* DATA PROVIDED *
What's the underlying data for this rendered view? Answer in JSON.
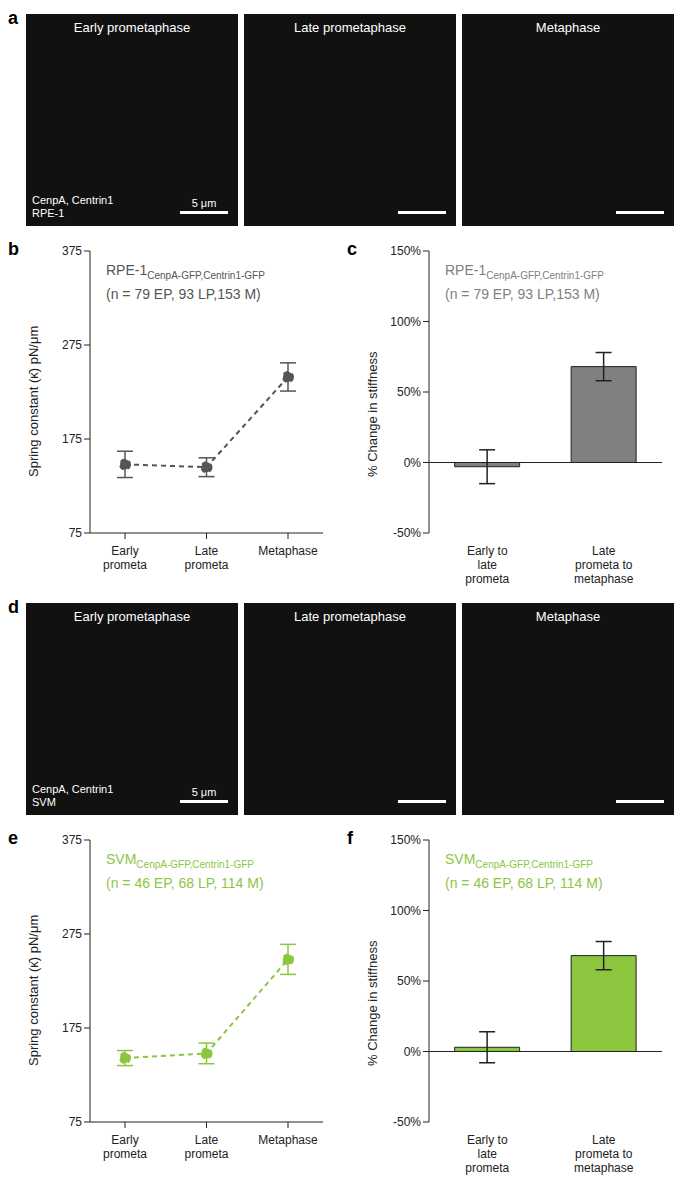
{
  "images": [
    {
      "panel": "a",
      "titles": [
        "Early prometaphase",
        "Late prometaphase",
        "Metaphase"
      ],
      "labels": [
        "CenpA, Centrin1",
        "RPE-1"
      ],
      "scale_bar": "5 μm"
    },
    {
      "panel": "d",
      "titles": [
        "Early prometaphase",
        "Late prometaphase",
        "Metaphase"
      ],
      "labels": [
        "CenpA, Centrin1",
        "SVM"
      ],
      "scale_bar": "5 μm"
    }
  ],
  "chart_data": [
    {
      "panel": "b",
      "type": "line",
      "title": "RPE-1",
      "title_sub": "CenpA-GFP,Centrin1-GFP",
      "subtitle": "(n = 79 EP, 93 LP,153 M)",
      "categories": [
        "Early\nprometa",
        "Late\nprometa",
        "Metaphase"
      ],
      "values": [
        148,
        145,
        241
      ],
      "errors": [
        14,
        10,
        15
      ],
      "color": "#555555",
      "line_style": "dashed",
      "marker": "circle",
      "y_label": "Spring constant (κ̄) pN/μm",
      "ylim": [
        75,
        375
      ],
      "yticks": [
        75,
        175,
        275,
        375
      ]
    },
    {
      "panel": "c",
      "type": "bar",
      "title": "RPE-1",
      "title_sub": "CenpA-GFP,Centrin1-GFP",
      "subtitle": "(n = 79 EP, 93 LP,153 M)",
      "categories": [
        "Early to\nlate\nprometa",
        "Late\nprometa to\nmetaphase"
      ],
      "values": [
        -3,
        68
      ],
      "errors": [
        12,
        10
      ],
      "color": "#808080",
      "y_label": "% Change in stiffness",
      "ylim": [
        -50,
        150
      ],
      "yticks": [
        {
          "value": -50,
          "label": "-50%"
        },
        {
          "value": 0,
          "label": "0%"
        },
        {
          "value": 50,
          "label": "50%"
        },
        {
          "value": 100,
          "label": "100%"
        },
        {
          "value": 150,
          "label": "150%"
        }
      ]
    },
    {
      "panel": "e",
      "type": "line",
      "title": "SVM",
      "title_sub": "CenpA-GFP,Centrin1-GFP",
      "subtitle": "(n = 46 EP, 68 LP, 114 M)",
      "categories": [
        "Early\nprometa",
        "Late\nprometa",
        "Metaphase"
      ],
      "values": [
        143,
        148,
        248
      ],
      "errors": [
        8,
        11,
        16
      ],
      "color": "#8cc63f",
      "line_style": "dashed",
      "marker": "circle",
      "y_label": "Spring constant (κ̄) pN/μm",
      "ylim": [
        75,
        375
      ],
      "yticks": [
        75,
        175,
        275,
        375
      ]
    },
    {
      "panel": "f",
      "type": "bar",
      "title": "SVM",
      "title_sub": "CenpA-GFP,Centrin1-GFP",
      "subtitle": "(n = 46 EP, 68 LP, 114 M)",
      "categories": [
        "Early to\nlate\nprometa",
        "Late\nprometa to\nmetaphase"
      ],
      "values": [
        3,
        68
      ],
      "errors": [
        11,
        10
      ],
      "color": "#8cc63f",
      "y_label": "% Change in stiffness",
      "ylim": [
        -50,
        150
      ],
      "yticks": [
        {
          "value": -50,
          "label": "-50%"
        },
        {
          "value": 0,
          "label": "0%"
        },
        {
          "value": 50,
          "label": "50%"
        },
        {
          "value": 100,
          "label": "100%"
        },
        {
          "value": 150,
          "label": "150%"
        }
      ]
    }
  ]
}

* STATED PROBLEM *
Reproduce each entry precisely, dropping only the pictures.

* REPLY *
What's the underlying data for this rendered view? Answer in JSON.
{
  "images": [
    {
      "panel": "a",
      "titles": [
        "Early prometaphase",
        "Late prometaphase",
        "Metaphase"
      ],
      "labels": [
        "CenpA, Centrin1",
        "RPE-1"
      ],
      "scale_bar": "5 μm"
    },
    {
      "panel": "d",
      "titles": [
        "Early prometaphase",
        "Late prometaphase",
        "Metaphase"
      ],
      "labels": [
        "CenpA, Centrin1",
        "SVM"
      ],
      "scale_bar": "5 μm"
    }
  ],
  "chart_data": [
    {
      "panel": "b",
      "type": "line",
      "title": "RPE-1",
      "title_sub": "CenpA-GFP,Centrin1-GFP",
      "subtitle": "(n = 79 EP, 93 LP,153 M)",
      "categories": [
        "Early\nprometa",
        "Late\nprometa",
        "Metaphase"
      ],
      "values": [
        148,
        145,
        241
      ],
      "errors": [
        14,
        10,
        15
      ],
      "color": "#555555",
      "line_style": "dashed",
      "marker": "circle",
      "y_label": "Spring constant (κ̄) pN/μm",
      "ylim": [
        75,
        375
      ],
      "yticks": [
        75,
        175,
        275,
        375
      ]
    },
    {
      "panel": "c",
      "type": "bar",
      "title": "RPE-1",
      "title_sub": "CenpA-GFP,Centrin1-GFP",
      "subtitle": "(n = 79 EP, 93 LP,153 M)",
      "categories": [
        "Early to\nlate\nprometa",
        "Late\nprometa to\nmetaphase"
      ],
      "values": [
        -3,
        68
      ],
      "errors": [
        12,
        10
      ],
      "color": "#808080",
      "y_label": "% Change in stiffness",
      "ylim": [
        -50,
        150
      ],
      "yticks": [
        {
          "value": -50,
          "label": "-50%"
        },
        {
          "value": 0,
          "label": "0%"
        },
        {
          "value": 50,
          "label": "50%"
        },
        {
          "value": 100,
          "label": "100%"
        },
        {
          "value": 150,
          "label": "150%"
        }
      ]
    },
    {
      "panel": "e",
      "type": "line",
      "title": "SVM",
      "title_sub": "CenpA-GFP,Centrin1-GFP",
      "subtitle": "(n = 46 EP, 68 LP, 114 M)",
      "categories": [
        "Early\nprometa",
        "Late\nprometa",
        "Metaphase"
      ],
      "values": [
        143,
        148,
        248
      ],
      "errors": [
        8,
        11,
        16
      ],
      "color": "#8cc63f",
      "line_style": "dashed",
      "marker": "circle",
      "y_label": "Spring constant (κ̄) pN/μm",
      "ylim": [
        75,
        375
      ],
      "yticks": [
        75,
        175,
        275,
        375
      ]
    },
    {
      "panel": "f",
      "type": "bar",
      "title": "SVM",
      "title_sub": "CenpA-GFP,Centrin1-GFP",
      "subtitle": "(n = 46 EP, 68 LP, 114 M)",
      "categories": [
        "Early to\nlate\nprometa",
        "Late\nprometa to\nmetaphase"
      ],
      "values": [
        3,
        68
      ],
      "errors": [
        11,
        10
      ],
      "color": "#8cc63f",
      "y_label": "% Change in stiffness",
      "ylim": [
        -50,
        150
      ],
      "yticks": [
        {
          "value": -50,
          "label": "-50%"
        },
        {
          "value": 0,
          "label": "0%"
        },
        {
          "value": 50,
          "label": "50%"
        },
        {
          "value": 100,
          "label": "100%"
        },
        {
          "value": 150,
          "label": "150%"
        }
      ]
    }
  ]
}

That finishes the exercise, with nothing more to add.